** START **

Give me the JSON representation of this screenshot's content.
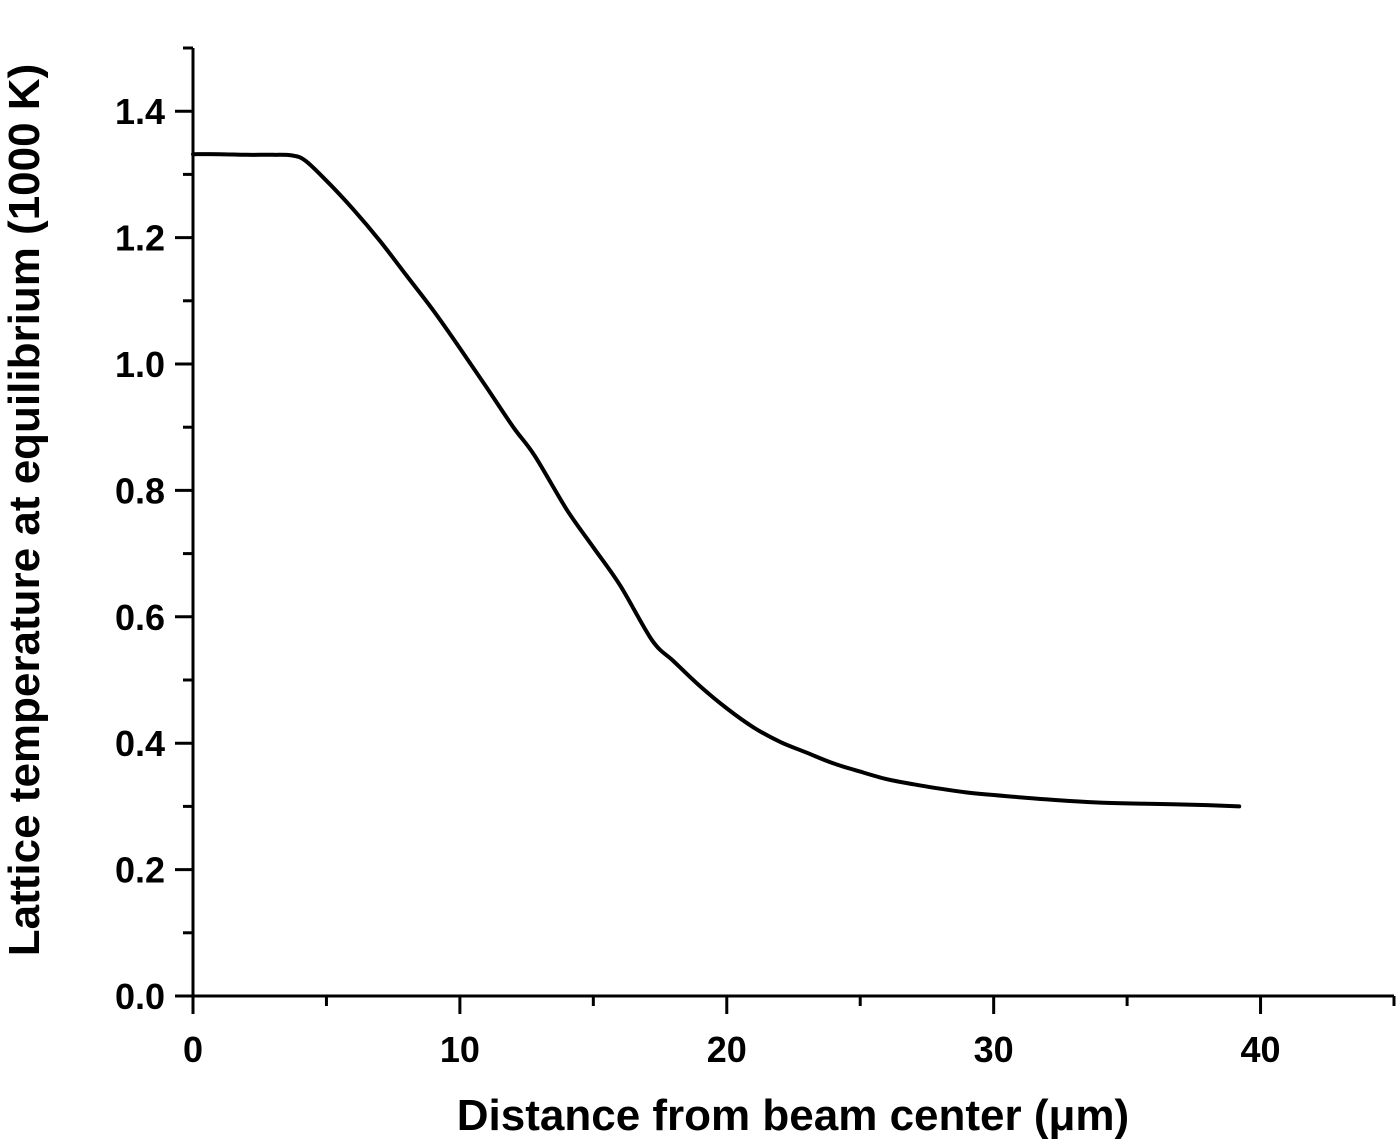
{
  "chart_data": {
    "type": "line",
    "title": "",
    "xlabel": "Distance from beam center (μm)",
    "ylabel": "Lattice temperature at equilibrium (1000 K)",
    "xlim": [
      0,
      45
    ],
    "ylim": [
      0,
      1.5
    ],
    "grid": false,
    "legend": null,
    "x_ticks": [
      0,
      10,
      20,
      30,
      40
    ],
    "x_tick_labels": [
      "0",
      "10",
      "20",
      "30",
      "40"
    ],
    "x_minor_ticks": [
      5,
      15,
      25,
      35,
      45
    ],
    "y_ticks": [
      0.0,
      0.2,
      0.4,
      0.6,
      0.8,
      1.0,
      1.2,
      1.4
    ],
    "y_tick_labels": [
      "0.0",
      "0.2",
      "0.4",
      "0.6",
      "0.8",
      "1.0",
      "1.2",
      "1.4"
    ],
    "y_minor_ticks": [
      0.1,
      0.3,
      0.5,
      0.7,
      0.9,
      1.1,
      1.3
    ],
    "series": [
      {
        "name": "Lattice temperature",
        "color": "#000000",
        "x": [
          0,
          1,
          2,
          3,
          3.7,
          4.2,
          5,
          6,
          7,
          8,
          9,
          10,
          11,
          12,
          12.8,
          14,
          15,
          16,
          17.2,
          18,
          19,
          20,
          21,
          22,
          23,
          24,
          25,
          26,
          27,
          28,
          29,
          30,
          32,
          34,
          36,
          38,
          39.2
        ],
        "y": [
          1.332,
          1.332,
          1.331,
          1.331,
          1.33,
          1.322,
          1.29,
          1.245,
          1.195,
          1.14,
          1.085,
          1.025,
          0.963,
          0.9,
          0.855,
          0.77,
          0.71,
          0.65,
          0.563,
          0.53,
          0.49,
          0.455,
          0.425,
          0.402,
          0.385,
          0.368,
          0.355,
          0.343,
          0.335,
          0.328,
          0.322,
          0.318,
          0.311,
          0.306,
          0.304,
          0.302,
          0.3
        ]
      }
    ]
  }
}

** END **

**Problem description**
Count every line bearing the word "temperature"; report the total only.

**Written solution**
2